Copy every line of the records below word for word, leaving out the pictures.

── Records supplied ──

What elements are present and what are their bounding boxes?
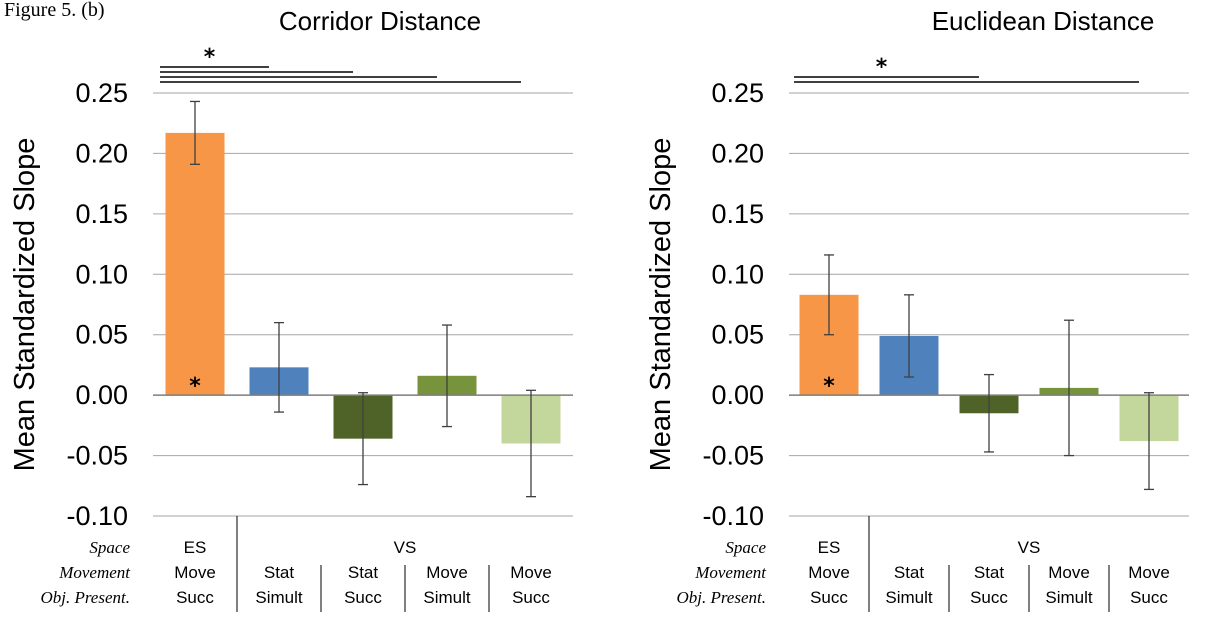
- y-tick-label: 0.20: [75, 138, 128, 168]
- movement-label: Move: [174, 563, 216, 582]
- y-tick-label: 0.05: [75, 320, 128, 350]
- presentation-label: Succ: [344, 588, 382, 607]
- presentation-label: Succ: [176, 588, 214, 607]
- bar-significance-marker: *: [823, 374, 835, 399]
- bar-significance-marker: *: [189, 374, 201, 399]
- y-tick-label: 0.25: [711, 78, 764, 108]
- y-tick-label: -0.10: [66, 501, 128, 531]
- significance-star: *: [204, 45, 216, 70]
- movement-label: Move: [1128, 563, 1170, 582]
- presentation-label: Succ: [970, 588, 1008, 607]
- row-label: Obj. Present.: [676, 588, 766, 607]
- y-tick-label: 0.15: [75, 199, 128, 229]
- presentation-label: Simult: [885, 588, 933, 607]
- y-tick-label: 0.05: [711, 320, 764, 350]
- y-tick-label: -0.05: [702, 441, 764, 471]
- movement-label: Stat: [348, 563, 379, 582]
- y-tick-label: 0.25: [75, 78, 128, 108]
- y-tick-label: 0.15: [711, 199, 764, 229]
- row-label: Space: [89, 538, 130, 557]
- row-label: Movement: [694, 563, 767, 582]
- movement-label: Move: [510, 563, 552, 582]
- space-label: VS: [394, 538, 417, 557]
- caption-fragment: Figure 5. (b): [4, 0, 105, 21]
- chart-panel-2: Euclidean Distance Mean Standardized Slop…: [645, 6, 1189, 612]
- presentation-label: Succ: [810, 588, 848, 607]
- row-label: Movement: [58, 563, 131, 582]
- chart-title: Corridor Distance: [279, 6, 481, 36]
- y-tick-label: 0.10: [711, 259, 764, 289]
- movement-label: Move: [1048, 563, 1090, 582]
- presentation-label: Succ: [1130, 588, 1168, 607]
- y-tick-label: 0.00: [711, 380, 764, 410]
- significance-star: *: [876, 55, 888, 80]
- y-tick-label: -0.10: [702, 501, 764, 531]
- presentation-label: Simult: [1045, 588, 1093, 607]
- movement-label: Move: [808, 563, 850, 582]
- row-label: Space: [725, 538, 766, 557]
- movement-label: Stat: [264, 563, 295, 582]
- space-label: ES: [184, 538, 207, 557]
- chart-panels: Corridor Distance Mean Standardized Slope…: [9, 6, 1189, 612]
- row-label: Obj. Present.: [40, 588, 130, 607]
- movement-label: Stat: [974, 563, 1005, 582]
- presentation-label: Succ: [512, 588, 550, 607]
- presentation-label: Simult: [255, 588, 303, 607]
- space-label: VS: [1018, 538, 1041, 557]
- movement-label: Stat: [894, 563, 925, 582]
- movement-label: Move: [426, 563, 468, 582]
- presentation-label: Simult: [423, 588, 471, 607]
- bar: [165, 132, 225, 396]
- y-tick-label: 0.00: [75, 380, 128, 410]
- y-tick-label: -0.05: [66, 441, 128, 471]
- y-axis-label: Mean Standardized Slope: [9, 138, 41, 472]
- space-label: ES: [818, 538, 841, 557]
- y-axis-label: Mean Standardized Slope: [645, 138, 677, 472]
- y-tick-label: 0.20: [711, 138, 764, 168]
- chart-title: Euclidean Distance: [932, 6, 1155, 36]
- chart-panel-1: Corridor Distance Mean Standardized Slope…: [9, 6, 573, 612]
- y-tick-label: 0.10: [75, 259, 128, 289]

───

Worked answer:
What elements are present and what are their bounding boxes?
- y-tick-label: 0.20: [75, 138, 128, 168]
- movement-label: Move: [174, 563, 216, 582]
- y-tick-label: 0.05: [75, 320, 128, 350]
- presentation-label: Succ: [344, 588, 382, 607]
- presentation-label: Succ: [176, 588, 214, 607]
- bar-significance-marker: *: [823, 374, 835, 399]
- bar-significance-marker: *: [189, 374, 201, 399]
- y-tick-label: 0.25: [711, 78, 764, 108]
- y-tick-label: -0.10: [66, 501, 128, 531]
- significance-star: *: [204, 45, 216, 70]
- movement-label: Move: [1128, 563, 1170, 582]
- presentation-label: Succ: [970, 588, 1008, 607]
- row-label: Obj. Present.: [676, 588, 766, 607]
- y-tick-label: 0.15: [75, 199, 128, 229]
- presentation-label: Simult: [885, 588, 933, 607]
- y-tick-label: 0.05: [711, 320, 764, 350]
- y-tick-label: -0.05: [702, 441, 764, 471]
- movement-label: Stat: [348, 563, 379, 582]
- y-tick-label: 0.25: [75, 78, 128, 108]
- y-tick-label: 0.15: [711, 199, 764, 229]
- row-label: Space: [89, 538, 130, 557]
- row-label: Movement: [694, 563, 767, 582]
- movement-label: Move: [510, 563, 552, 582]
- space-label: VS: [394, 538, 417, 557]
- caption-fragment: Figure 5. (b): [4, 0, 105, 21]
- chart-panel-2: Euclidean Distance Mean Standardized Slop…: [645, 6, 1189, 612]
- presentation-label: Succ: [810, 588, 848, 607]
- row-label: Movement: [58, 563, 131, 582]
- chart-title: Corridor Distance: [279, 6, 481, 36]
- y-tick-label: 0.10: [711, 259, 764, 289]
- movement-label: Move: [1048, 563, 1090, 582]
- presentation-label: Succ: [1130, 588, 1168, 607]
- y-tick-label: 0.00: [711, 380, 764, 410]
- significance-star: *: [876, 55, 888, 80]
- y-tick-label: -0.10: [702, 501, 764, 531]
- presentation-label: Simult: [1045, 588, 1093, 607]
- movement-label: Move: [808, 563, 850, 582]
- row-label: Space: [725, 538, 766, 557]
- movement-label: Stat: [264, 563, 295, 582]
- space-label: ES: [184, 538, 207, 557]
- chart-panels: Corridor Distance Mean Standardized Slope…: [9, 6, 1189, 612]
- row-label: Obj. Present.: [40, 588, 130, 607]
- movement-label: Stat: [974, 563, 1005, 582]
- presentation-label: Succ: [512, 588, 550, 607]
- presentation-label: Simult: [255, 588, 303, 607]
- space-label: VS: [1018, 538, 1041, 557]
- movement-label: Stat: [894, 563, 925, 582]
- movement-label: Move: [426, 563, 468, 582]
- presentation-label: Simult: [423, 588, 471, 607]
- bar: [165, 132, 225, 396]
- y-tick-label: 0.00: [75, 380, 128, 410]
- y-tick-label: -0.05: [66, 441, 128, 471]
- y-axis-label: Mean Standardized Slope: [9, 138, 41, 472]
- space-label: ES: [818, 538, 841, 557]
- y-axis-label: Mean Standardized Slope: [645, 138, 677, 472]
- y-tick-label: 0.20: [711, 138, 764, 168]
- chart-title: Euclidean Distance: [932, 6, 1155, 36]
- chart-panel-1: Corridor Distance Mean Standardized Slope…: [9, 6, 573, 612]
- y-tick-label: 0.10: [75, 259, 128, 289]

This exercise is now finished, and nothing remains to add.